PROBLEM REQUIREMENTS:
Print all entries precisely as they are written.

(Stored data)
★ ★ ★ ★

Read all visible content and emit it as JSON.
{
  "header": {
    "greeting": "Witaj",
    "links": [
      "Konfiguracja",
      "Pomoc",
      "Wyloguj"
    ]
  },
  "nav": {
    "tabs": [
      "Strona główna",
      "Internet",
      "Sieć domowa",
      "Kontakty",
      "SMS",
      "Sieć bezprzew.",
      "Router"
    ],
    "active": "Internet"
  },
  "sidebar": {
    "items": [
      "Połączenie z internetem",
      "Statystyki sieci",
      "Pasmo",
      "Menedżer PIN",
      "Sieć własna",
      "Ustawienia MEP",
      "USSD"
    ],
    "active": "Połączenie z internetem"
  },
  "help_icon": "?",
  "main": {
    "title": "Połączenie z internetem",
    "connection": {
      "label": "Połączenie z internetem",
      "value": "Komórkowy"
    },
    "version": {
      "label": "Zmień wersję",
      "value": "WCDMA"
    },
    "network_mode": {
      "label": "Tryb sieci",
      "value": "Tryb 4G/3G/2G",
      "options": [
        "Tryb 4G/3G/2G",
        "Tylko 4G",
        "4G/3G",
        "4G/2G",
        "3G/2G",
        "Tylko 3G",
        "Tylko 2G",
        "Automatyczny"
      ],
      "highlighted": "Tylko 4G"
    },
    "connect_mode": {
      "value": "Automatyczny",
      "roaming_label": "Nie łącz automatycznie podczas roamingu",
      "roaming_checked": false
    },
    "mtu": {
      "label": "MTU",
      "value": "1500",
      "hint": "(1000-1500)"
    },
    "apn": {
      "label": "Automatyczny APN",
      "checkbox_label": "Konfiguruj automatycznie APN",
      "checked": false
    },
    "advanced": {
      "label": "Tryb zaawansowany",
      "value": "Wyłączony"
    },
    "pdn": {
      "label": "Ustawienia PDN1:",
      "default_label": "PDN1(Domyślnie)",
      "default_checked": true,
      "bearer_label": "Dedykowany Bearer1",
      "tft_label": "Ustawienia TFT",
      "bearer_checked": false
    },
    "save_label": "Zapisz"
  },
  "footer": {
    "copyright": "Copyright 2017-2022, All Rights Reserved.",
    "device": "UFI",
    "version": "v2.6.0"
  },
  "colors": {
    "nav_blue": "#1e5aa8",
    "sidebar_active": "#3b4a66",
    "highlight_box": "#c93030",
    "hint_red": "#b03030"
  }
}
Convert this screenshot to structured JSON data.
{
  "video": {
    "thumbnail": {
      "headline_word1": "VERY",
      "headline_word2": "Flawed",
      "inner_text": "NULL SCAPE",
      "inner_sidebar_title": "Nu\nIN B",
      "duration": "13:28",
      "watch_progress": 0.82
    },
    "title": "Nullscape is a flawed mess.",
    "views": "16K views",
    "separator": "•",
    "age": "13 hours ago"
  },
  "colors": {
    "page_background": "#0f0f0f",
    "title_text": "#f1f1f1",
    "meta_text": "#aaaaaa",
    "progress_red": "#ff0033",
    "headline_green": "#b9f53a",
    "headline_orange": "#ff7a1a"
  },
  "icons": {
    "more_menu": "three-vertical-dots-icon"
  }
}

★ ★ ★ ★

FULL ANSWER:
Read all visible content and emit it as JSON.
{
  "header": {
    "greeting": "Witaj",
    "links": [
      "Konfiguracja",
      "Pomoc",
      "Wyloguj"
    ]
  },
  "nav": {
    "tabs": [
      "Strona główna",
      "Internet",
      "Sieć domowa",
      "Kontakty",
      "SMS",
      "Sieć bezprzew.",
      "Router"
    ],
    "active": "Internet"
  },
  "sidebar": {
    "items": [
      "Połączenie z internetem",
      "Statystyki sieci",
      "Pasmo",
      "Menedżer PIN",
      "Sieć własna",
      "Ustawienia MEP",
      "USSD"
    ],
    "active": "Połączenie z internetem"
  },
  "help_icon": "?",
  "main": {
    "title": "Połączenie z internetem",
    "connection": {
      "label": "Połączenie z internetem",
      "value": "Komórkowy"
    },
    "version": {
      "label": "Zmień wersję",
      "value": "WCDMA"
    },
    "network_mode": {
      "label": "Tryb sieci",
      "value": "Tryb 4G/3G/2G",
      "options": [
        "Tryb 4G/3G/2G",
        "Tylko 4G",
        "4G/3G",
        "4G/2G",
        "3G/2G",
        "Tylko 3G",
        "Tylko 2G",
        "Automatyczny"
      ],
      "highlighted": "Tylko 4G"
    },
    "connect_mode": {
      "value": "Automatyczny",
      "roaming_label": "Nie łącz automatycznie podczas roamingu",
      "roaming_checked": false
    },
    "mtu": {
      "label": "MTU",
      "value": "1500",
      "hint": "(1000-1500)"
    },
    "apn": {
      "label": "Automatyczny APN",
      "checkbox_label": "Konfiguruj automatycznie APN",
      "checked": false
    },
    "advanced": {
      "label": "Tryb zaawansowany",
      "value": "Wyłączony"
    },
    "pdn": {
      "label": "Ustawienia PDN1:",
      "default_label": "PDN1(Domyślnie)",
      "default_checked": true,
      "bearer_label": "Dedykowany Bearer1",
      "tft_label": "Ustawienia TFT",
      "bearer_checked": false
    },
    "save_label": "Zapisz"
  },
  "footer": {
    "copyright": "Copyright 2017-2022, All Rights Reserved.",
    "device": "UFI",
    "version": "v2.6.0"
  },
  "colors": {
    "nav_blue": "#1e5aa8",
    "sidebar_active": "#3b4a66",
    "highlight_box": "#c93030",
    "hint_red": "#b03030"
  }
}
Convert this screenshot to structured JSON data.
{
  "video": {
    "thumbnail": {
      "headline_word1": "VERY",
      "headline_word2": "Flawed",
      "inner_text": "NULL SCAPE",
      "inner_sidebar_title": "Nu\nIN B",
      "duration": "13:28",
      "watch_progress": 0.82
    },
    "title": "Nullscape is a flawed mess.",
    "views": "16K views",
    "separator": "•",
    "age": "13 hours ago"
  },
  "colors": {
    "page_background": "#0f0f0f",
    "title_text": "#f1f1f1",
    "meta_text": "#aaaaaa",
    "progress_red": "#ff0033",
    "headline_green": "#b9f53a",
    "headline_orange": "#ff7a1a"
  },
  "icons": {
    "more_menu": "three-vertical-dots-icon"
  }
}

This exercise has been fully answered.